Material for this task -
= = =

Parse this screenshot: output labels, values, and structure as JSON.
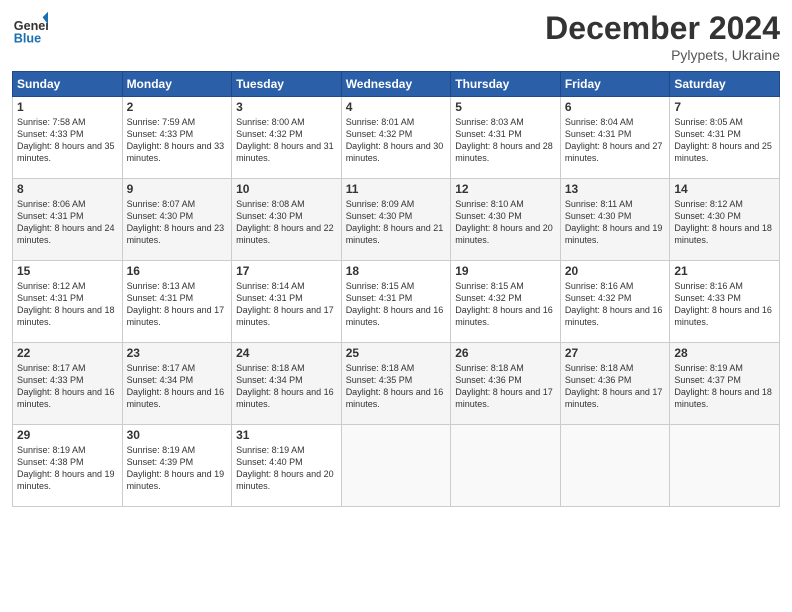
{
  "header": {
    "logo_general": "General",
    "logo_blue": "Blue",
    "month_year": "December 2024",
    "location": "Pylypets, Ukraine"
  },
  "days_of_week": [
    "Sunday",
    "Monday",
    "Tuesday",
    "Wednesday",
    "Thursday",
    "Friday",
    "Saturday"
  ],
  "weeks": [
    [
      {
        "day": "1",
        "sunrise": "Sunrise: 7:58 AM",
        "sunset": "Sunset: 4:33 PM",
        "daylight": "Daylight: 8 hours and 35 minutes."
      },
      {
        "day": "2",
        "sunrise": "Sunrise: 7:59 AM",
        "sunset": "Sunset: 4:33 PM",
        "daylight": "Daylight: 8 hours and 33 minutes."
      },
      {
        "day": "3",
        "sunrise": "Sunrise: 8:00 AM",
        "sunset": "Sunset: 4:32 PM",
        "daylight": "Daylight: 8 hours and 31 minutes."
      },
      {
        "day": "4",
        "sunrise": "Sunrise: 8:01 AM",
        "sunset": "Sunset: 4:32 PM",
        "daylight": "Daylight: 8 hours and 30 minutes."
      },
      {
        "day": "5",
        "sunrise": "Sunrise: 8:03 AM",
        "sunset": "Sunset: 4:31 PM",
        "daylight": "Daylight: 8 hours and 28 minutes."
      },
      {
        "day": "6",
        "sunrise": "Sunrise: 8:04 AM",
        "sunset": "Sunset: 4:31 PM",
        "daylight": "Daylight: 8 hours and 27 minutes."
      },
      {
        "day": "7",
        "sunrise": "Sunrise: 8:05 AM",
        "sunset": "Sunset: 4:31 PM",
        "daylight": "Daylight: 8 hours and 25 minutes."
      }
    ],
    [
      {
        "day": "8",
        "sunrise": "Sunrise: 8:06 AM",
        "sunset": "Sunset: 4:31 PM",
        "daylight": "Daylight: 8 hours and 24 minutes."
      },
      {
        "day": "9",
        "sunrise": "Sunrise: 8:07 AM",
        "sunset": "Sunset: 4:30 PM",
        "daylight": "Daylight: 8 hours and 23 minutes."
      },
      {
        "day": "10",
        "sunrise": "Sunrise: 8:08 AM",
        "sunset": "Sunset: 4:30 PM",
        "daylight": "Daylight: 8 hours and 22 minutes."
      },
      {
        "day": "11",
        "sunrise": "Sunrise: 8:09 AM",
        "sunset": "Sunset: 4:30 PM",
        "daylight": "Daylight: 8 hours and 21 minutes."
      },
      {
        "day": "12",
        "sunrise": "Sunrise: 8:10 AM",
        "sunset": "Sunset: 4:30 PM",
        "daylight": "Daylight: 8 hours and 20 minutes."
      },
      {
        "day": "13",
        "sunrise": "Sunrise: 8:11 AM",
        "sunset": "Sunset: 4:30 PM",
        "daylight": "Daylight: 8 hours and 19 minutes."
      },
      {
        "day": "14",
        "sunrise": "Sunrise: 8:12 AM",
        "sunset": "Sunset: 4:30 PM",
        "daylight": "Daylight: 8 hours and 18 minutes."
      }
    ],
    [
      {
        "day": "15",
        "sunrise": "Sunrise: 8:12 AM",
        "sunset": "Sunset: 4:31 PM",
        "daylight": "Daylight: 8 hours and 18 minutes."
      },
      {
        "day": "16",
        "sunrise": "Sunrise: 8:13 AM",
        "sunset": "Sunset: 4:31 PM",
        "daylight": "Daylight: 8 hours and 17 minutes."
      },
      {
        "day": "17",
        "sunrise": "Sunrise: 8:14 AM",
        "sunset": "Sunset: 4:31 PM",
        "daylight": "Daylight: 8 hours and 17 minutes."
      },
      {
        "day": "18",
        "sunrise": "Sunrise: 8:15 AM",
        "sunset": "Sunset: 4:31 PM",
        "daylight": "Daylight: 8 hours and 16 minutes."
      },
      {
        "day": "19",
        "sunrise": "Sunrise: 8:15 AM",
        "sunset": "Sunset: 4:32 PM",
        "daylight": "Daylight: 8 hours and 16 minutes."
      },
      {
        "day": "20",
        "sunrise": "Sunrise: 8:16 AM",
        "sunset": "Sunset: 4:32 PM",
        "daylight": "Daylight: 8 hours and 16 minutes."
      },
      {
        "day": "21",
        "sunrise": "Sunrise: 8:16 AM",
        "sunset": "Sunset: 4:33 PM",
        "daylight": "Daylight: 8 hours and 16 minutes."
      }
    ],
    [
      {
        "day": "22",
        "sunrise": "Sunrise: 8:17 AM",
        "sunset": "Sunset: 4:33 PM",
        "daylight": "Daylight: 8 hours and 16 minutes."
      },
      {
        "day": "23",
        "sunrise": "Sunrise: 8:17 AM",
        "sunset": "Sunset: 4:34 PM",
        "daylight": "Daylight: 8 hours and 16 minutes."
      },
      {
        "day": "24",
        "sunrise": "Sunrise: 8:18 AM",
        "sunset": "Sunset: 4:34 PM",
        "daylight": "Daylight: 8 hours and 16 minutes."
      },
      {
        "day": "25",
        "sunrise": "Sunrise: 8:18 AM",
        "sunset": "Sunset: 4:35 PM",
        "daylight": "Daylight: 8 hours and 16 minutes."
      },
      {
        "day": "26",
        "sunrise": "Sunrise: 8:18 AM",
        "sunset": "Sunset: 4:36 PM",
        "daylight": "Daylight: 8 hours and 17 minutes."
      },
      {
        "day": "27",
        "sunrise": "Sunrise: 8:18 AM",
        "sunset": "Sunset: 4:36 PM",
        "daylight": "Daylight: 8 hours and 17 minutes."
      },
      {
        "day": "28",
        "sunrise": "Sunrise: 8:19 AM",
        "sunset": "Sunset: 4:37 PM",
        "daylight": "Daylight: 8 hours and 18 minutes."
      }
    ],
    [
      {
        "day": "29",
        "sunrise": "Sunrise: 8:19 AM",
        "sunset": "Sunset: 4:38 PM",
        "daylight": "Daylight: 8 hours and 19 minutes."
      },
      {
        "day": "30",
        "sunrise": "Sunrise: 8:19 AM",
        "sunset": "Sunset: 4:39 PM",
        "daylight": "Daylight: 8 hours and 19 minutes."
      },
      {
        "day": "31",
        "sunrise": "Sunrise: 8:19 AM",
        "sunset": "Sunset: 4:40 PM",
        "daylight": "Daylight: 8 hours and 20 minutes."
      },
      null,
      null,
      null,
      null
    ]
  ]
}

= = =

Task statement - Leave out the pictures and copy the rest of the material above exactly.

Answer to this exercise -
Parse this screenshot: output labels, values, and structure as JSON.
{
  "header": {
    "logo_general": "General",
    "logo_blue": "Blue",
    "month_year": "December 2024",
    "location": "Pylypets, Ukraine"
  },
  "days_of_week": [
    "Sunday",
    "Monday",
    "Tuesday",
    "Wednesday",
    "Thursday",
    "Friday",
    "Saturday"
  ],
  "weeks": [
    [
      {
        "day": "1",
        "sunrise": "Sunrise: 7:58 AM",
        "sunset": "Sunset: 4:33 PM",
        "daylight": "Daylight: 8 hours and 35 minutes."
      },
      {
        "day": "2",
        "sunrise": "Sunrise: 7:59 AM",
        "sunset": "Sunset: 4:33 PM",
        "daylight": "Daylight: 8 hours and 33 minutes."
      },
      {
        "day": "3",
        "sunrise": "Sunrise: 8:00 AM",
        "sunset": "Sunset: 4:32 PM",
        "daylight": "Daylight: 8 hours and 31 minutes."
      },
      {
        "day": "4",
        "sunrise": "Sunrise: 8:01 AM",
        "sunset": "Sunset: 4:32 PM",
        "daylight": "Daylight: 8 hours and 30 minutes."
      },
      {
        "day": "5",
        "sunrise": "Sunrise: 8:03 AM",
        "sunset": "Sunset: 4:31 PM",
        "daylight": "Daylight: 8 hours and 28 minutes."
      },
      {
        "day": "6",
        "sunrise": "Sunrise: 8:04 AM",
        "sunset": "Sunset: 4:31 PM",
        "daylight": "Daylight: 8 hours and 27 minutes."
      },
      {
        "day": "7",
        "sunrise": "Sunrise: 8:05 AM",
        "sunset": "Sunset: 4:31 PM",
        "daylight": "Daylight: 8 hours and 25 minutes."
      }
    ],
    [
      {
        "day": "8",
        "sunrise": "Sunrise: 8:06 AM",
        "sunset": "Sunset: 4:31 PM",
        "daylight": "Daylight: 8 hours and 24 minutes."
      },
      {
        "day": "9",
        "sunrise": "Sunrise: 8:07 AM",
        "sunset": "Sunset: 4:30 PM",
        "daylight": "Daylight: 8 hours and 23 minutes."
      },
      {
        "day": "10",
        "sunrise": "Sunrise: 8:08 AM",
        "sunset": "Sunset: 4:30 PM",
        "daylight": "Daylight: 8 hours and 22 minutes."
      },
      {
        "day": "11",
        "sunrise": "Sunrise: 8:09 AM",
        "sunset": "Sunset: 4:30 PM",
        "daylight": "Daylight: 8 hours and 21 minutes."
      },
      {
        "day": "12",
        "sunrise": "Sunrise: 8:10 AM",
        "sunset": "Sunset: 4:30 PM",
        "daylight": "Daylight: 8 hours and 20 minutes."
      },
      {
        "day": "13",
        "sunrise": "Sunrise: 8:11 AM",
        "sunset": "Sunset: 4:30 PM",
        "daylight": "Daylight: 8 hours and 19 minutes."
      },
      {
        "day": "14",
        "sunrise": "Sunrise: 8:12 AM",
        "sunset": "Sunset: 4:30 PM",
        "daylight": "Daylight: 8 hours and 18 minutes."
      }
    ],
    [
      {
        "day": "15",
        "sunrise": "Sunrise: 8:12 AM",
        "sunset": "Sunset: 4:31 PM",
        "daylight": "Daylight: 8 hours and 18 minutes."
      },
      {
        "day": "16",
        "sunrise": "Sunrise: 8:13 AM",
        "sunset": "Sunset: 4:31 PM",
        "daylight": "Daylight: 8 hours and 17 minutes."
      },
      {
        "day": "17",
        "sunrise": "Sunrise: 8:14 AM",
        "sunset": "Sunset: 4:31 PM",
        "daylight": "Daylight: 8 hours and 17 minutes."
      },
      {
        "day": "18",
        "sunrise": "Sunrise: 8:15 AM",
        "sunset": "Sunset: 4:31 PM",
        "daylight": "Daylight: 8 hours and 16 minutes."
      },
      {
        "day": "19",
        "sunrise": "Sunrise: 8:15 AM",
        "sunset": "Sunset: 4:32 PM",
        "daylight": "Daylight: 8 hours and 16 minutes."
      },
      {
        "day": "20",
        "sunrise": "Sunrise: 8:16 AM",
        "sunset": "Sunset: 4:32 PM",
        "daylight": "Daylight: 8 hours and 16 minutes."
      },
      {
        "day": "21",
        "sunrise": "Sunrise: 8:16 AM",
        "sunset": "Sunset: 4:33 PM",
        "daylight": "Daylight: 8 hours and 16 minutes."
      }
    ],
    [
      {
        "day": "22",
        "sunrise": "Sunrise: 8:17 AM",
        "sunset": "Sunset: 4:33 PM",
        "daylight": "Daylight: 8 hours and 16 minutes."
      },
      {
        "day": "23",
        "sunrise": "Sunrise: 8:17 AM",
        "sunset": "Sunset: 4:34 PM",
        "daylight": "Daylight: 8 hours and 16 minutes."
      },
      {
        "day": "24",
        "sunrise": "Sunrise: 8:18 AM",
        "sunset": "Sunset: 4:34 PM",
        "daylight": "Daylight: 8 hours and 16 minutes."
      },
      {
        "day": "25",
        "sunrise": "Sunrise: 8:18 AM",
        "sunset": "Sunset: 4:35 PM",
        "daylight": "Daylight: 8 hours and 16 minutes."
      },
      {
        "day": "26",
        "sunrise": "Sunrise: 8:18 AM",
        "sunset": "Sunset: 4:36 PM",
        "daylight": "Daylight: 8 hours and 17 minutes."
      },
      {
        "day": "27",
        "sunrise": "Sunrise: 8:18 AM",
        "sunset": "Sunset: 4:36 PM",
        "daylight": "Daylight: 8 hours and 17 minutes."
      },
      {
        "day": "28",
        "sunrise": "Sunrise: 8:19 AM",
        "sunset": "Sunset: 4:37 PM",
        "daylight": "Daylight: 8 hours and 18 minutes."
      }
    ],
    [
      {
        "day": "29",
        "sunrise": "Sunrise: 8:19 AM",
        "sunset": "Sunset: 4:38 PM",
        "daylight": "Daylight: 8 hours and 19 minutes."
      },
      {
        "day": "30",
        "sunrise": "Sunrise: 8:19 AM",
        "sunset": "Sunset: 4:39 PM",
        "daylight": "Daylight: 8 hours and 19 minutes."
      },
      {
        "day": "31",
        "sunrise": "Sunrise: 8:19 AM",
        "sunset": "Sunset: 4:40 PM",
        "daylight": "Daylight: 8 hours and 20 minutes."
      },
      null,
      null,
      null,
      null
    ]
  ]
}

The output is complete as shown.